WHAT YOU NEED TO DO:
Filter for the word "this" and keep each matching line.

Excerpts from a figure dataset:
------------------------
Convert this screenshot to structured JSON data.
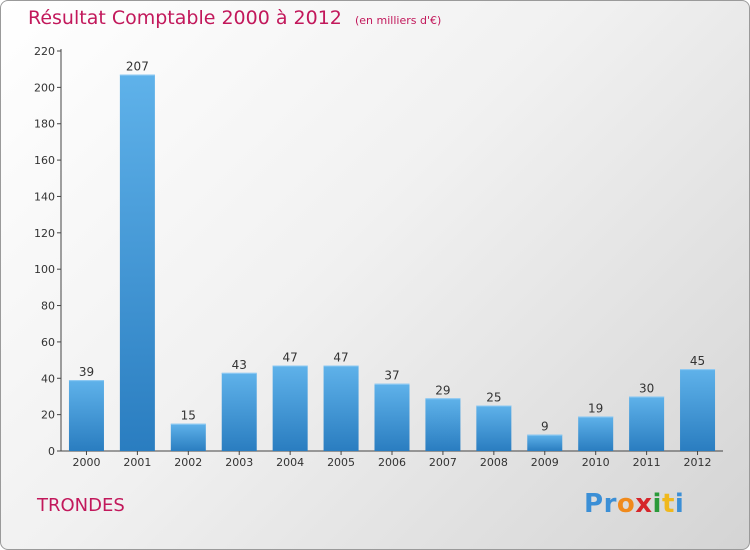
{
  "header": {
    "title": "Résultat Comptable 2000 à 2012",
    "unit": "(en milliers d'€)"
  },
  "footer": {
    "commune": "TRONDES",
    "logo": "Proxiti"
  },
  "colors": {
    "title": "#c2185b",
    "bar_light": "#5fb2ea",
    "bar_dark": "#2a7dc0",
    "logo_letters": [
      "#3b8fd6",
      "#3b8fd6",
      "#f08a1c",
      "#d6252a",
      "#2a9a3a",
      "#f0b81c",
      "#3b8fd6"
    ]
  },
  "chart_data": {
    "type": "bar",
    "categories": [
      "2000",
      "2001",
      "2002",
      "2003",
      "2004",
      "2005",
      "2006",
      "2007",
      "2008",
      "2009",
      "2010",
      "2011",
      "2012"
    ],
    "values": [
      39,
      207,
      15,
      43,
      47,
      47,
      37,
      29,
      25,
      9,
      19,
      30,
      45
    ],
    "data_labels": [
      "39",
      "207",
      "15",
      "43",
      "47",
      "47",
      "37",
      "29",
      "25",
      "9",
      "19",
      "30",
      "45"
    ],
    "y_ticks": [
      "0",
      "20",
      "40",
      "60",
      "80",
      "100",
      "120",
      "140",
      "160",
      "180",
      "200",
      "220"
    ],
    "ylim": [
      0,
      220
    ],
    "grid": false,
    "legend": "none"
  }
}
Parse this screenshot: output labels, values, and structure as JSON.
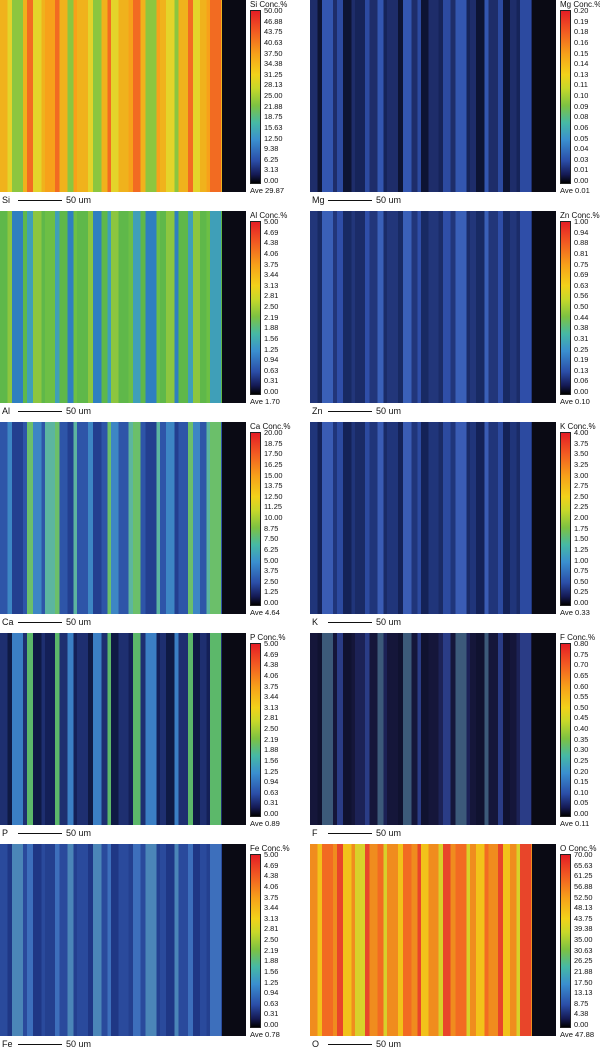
{
  "panels": [
    {
      "element": "Si",
      "title": "Si Conc.%",
      "ticks": [
        "50.00",
        "46.88",
        "43.75",
        "40.63",
        "37.50",
        "34.38",
        "31.25",
        "28.13",
        "25.00",
        "21.88",
        "18.75",
        "15.63",
        "12.50",
        "9.38",
        "6.25",
        "3.13",
        "0.00"
      ],
      "ave": "Ave 29.87",
      "scale": "50 um",
      "base": "#f0b21c",
      "bands": [
        "#f26b22",
        "#e4d42a",
        "#8cc63f",
        "#f7a11a"
      ]
    },
    {
      "element": "Mg",
      "title": "Mg Conc.%",
      "ticks": [
        "0.20",
        "0.19",
        "0.18",
        "0.16",
        "0.15",
        "0.14",
        "0.13",
        "0.11",
        "0.10",
        "0.09",
        "0.08",
        "0.06",
        "0.05",
        "0.04",
        "0.03",
        "0.01",
        "0.00"
      ],
      "ave": "Ave 0.01",
      "scale": "50 um",
      "base": "#1e2d6a",
      "bands": [
        "#2c4aa0",
        "#0d1433",
        "#3356b0",
        "#162459"
      ]
    },
    {
      "element": "Al",
      "title": "Al Conc.%",
      "ticks": [
        "5.00",
        "4.69",
        "4.38",
        "4.06",
        "3.75",
        "3.44",
        "3.13",
        "2.81",
        "2.50",
        "2.19",
        "1.88",
        "1.56",
        "1.25",
        "0.94",
        "0.63",
        "0.31",
        "0.00"
      ],
      "ave": "Ave 1.70",
      "scale": "50 um",
      "base": "#5fb84a",
      "bands": [
        "#3f9fb8",
        "#8cc63f",
        "#2f7fc0",
        "#6dbf45"
      ]
    },
    {
      "element": "Zn",
      "title": "Zn Conc.%",
      "ticks": [
        "1.00",
        "0.94",
        "0.88",
        "0.81",
        "0.75",
        "0.69",
        "0.63",
        "0.56",
        "0.50",
        "0.44",
        "0.38",
        "0.31",
        "0.25",
        "0.19",
        "0.13",
        "0.06",
        "0.00"
      ],
      "ave": "Ave 0.10",
      "scale": "50 um",
      "base": "#22367a",
      "bands": [
        "#2f4ea8",
        "#182a63",
        "#3a60b8",
        "#1b2c68"
      ]
    },
    {
      "element": "Ca",
      "title": "Ca Conc.%",
      "ticks": [
        "20.00",
        "18.75",
        "17.50",
        "16.25",
        "15.00",
        "13.75",
        "12.50",
        "11.25",
        "10.00",
        "8.75",
        "7.50",
        "6.25",
        "5.00",
        "3.75",
        "2.50",
        "1.25",
        "0.00"
      ],
      "ave": "Ave 4.64",
      "scale": "50 um",
      "base": "#2e55a8",
      "bands": [
        "#6bbf6a",
        "#3d86c4",
        "#233f8f",
        "#5cb5a0"
      ]
    },
    {
      "element": "K",
      "title": "K Conc.%",
      "ticks": [
        "4.00",
        "3.75",
        "3.50",
        "3.25",
        "3.00",
        "2.75",
        "2.50",
        "2.25",
        "2.00",
        "1.75",
        "1.50",
        "1.25",
        "1.00",
        "0.75",
        "0.50",
        "0.25",
        "0.00"
      ],
      "ave": "Ave 0.33",
      "scale": "50 um",
      "base": "#20357a",
      "bands": [
        "#2c4aa0",
        "#142257",
        "#3a5cb4",
        "#1a2b66"
      ]
    },
    {
      "element": "P",
      "title": "P Conc.%",
      "ticks": [
        "5.00",
        "4.69",
        "4.38",
        "4.06",
        "3.75",
        "3.44",
        "3.13",
        "2.81",
        "2.50",
        "2.19",
        "1.88",
        "1.56",
        "1.25",
        "0.94",
        "0.63",
        "0.31",
        "0.00"
      ],
      "ave": "Ave 0.89",
      "scale": "50 um",
      "base": "#1e2f70",
      "bands": [
        "#5cb86a",
        "#0f1a44",
        "#3b7fc4",
        "#142057"
      ]
    },
    {
      "element": "F",
      "title": "F Conc.%",
      "ticks": [
        "0.80",
        "0.75",
        "0.70",
        "0.65",
        "0.60",
        "0.55",
        "0.50",
        "0.45",
        "0.40",
        "0.35",
        "0.30",
        "0.25",
        "0.20",
        "0.15",
        "0.10",
        "0.05",
        "0.00"
      ],
      "ave": "Ave 0.11",
      "scale": "50 um",
      "base": "#15163a",
      "bands": [
        "#2a3c86",
        "#101230",
        "#3c5a7a",
        "#1c2256"
      ]
    },
    {
      "element": "Fe",
      "title": "Fe Conc.%",
      "ticks": [
        "5.00",
        "4.69",
        "4.38",
        "4.06",
        "3.75",
        "3.44",
        "3.13",
        "2.81",
        "2.50",
        "2.19",
        "1.88",
        "1.56",
        "1.25",
        "0.94",
        "0.63",
        "0.31",
        "0.00"
      ],
      "ave": "Ave 0.78",
      "scale": "50 um",
      "base": "#2a4a9c",
      "bands": [
        "#3d6fbc",
        "#1f3785",
        "#4b86b8",
        "#24408f"
      ]
    },
    {
      "element": "O",
      "title": "O Conc.%",
      "ticks": [
        "70.00",
        "65.63",
        "61.25",
        "56.88",
        "52.50",
        "48.13",
        "43.75",
        "39.38",
        "35.00",
        "30.63",
        "26.25",
        "21.88",
        "17.50",
        "13.13",
        "8.75",
        "4.38",
        "0.00"
      ],
      "ave": "Ave 47.88",
      "scale": "50 um",
      "base": "#f08c1e",
      "bands": [
        "#e8452a",
        "#f2c21a",
        "#f26b22",
        "#d8d02a"
      ]
    }
  ]
}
------------------------
THE OUTPUT:
Convert this screenshot to structured JSON data.
Parse this screenshot: output labels, values, and structure as JSON.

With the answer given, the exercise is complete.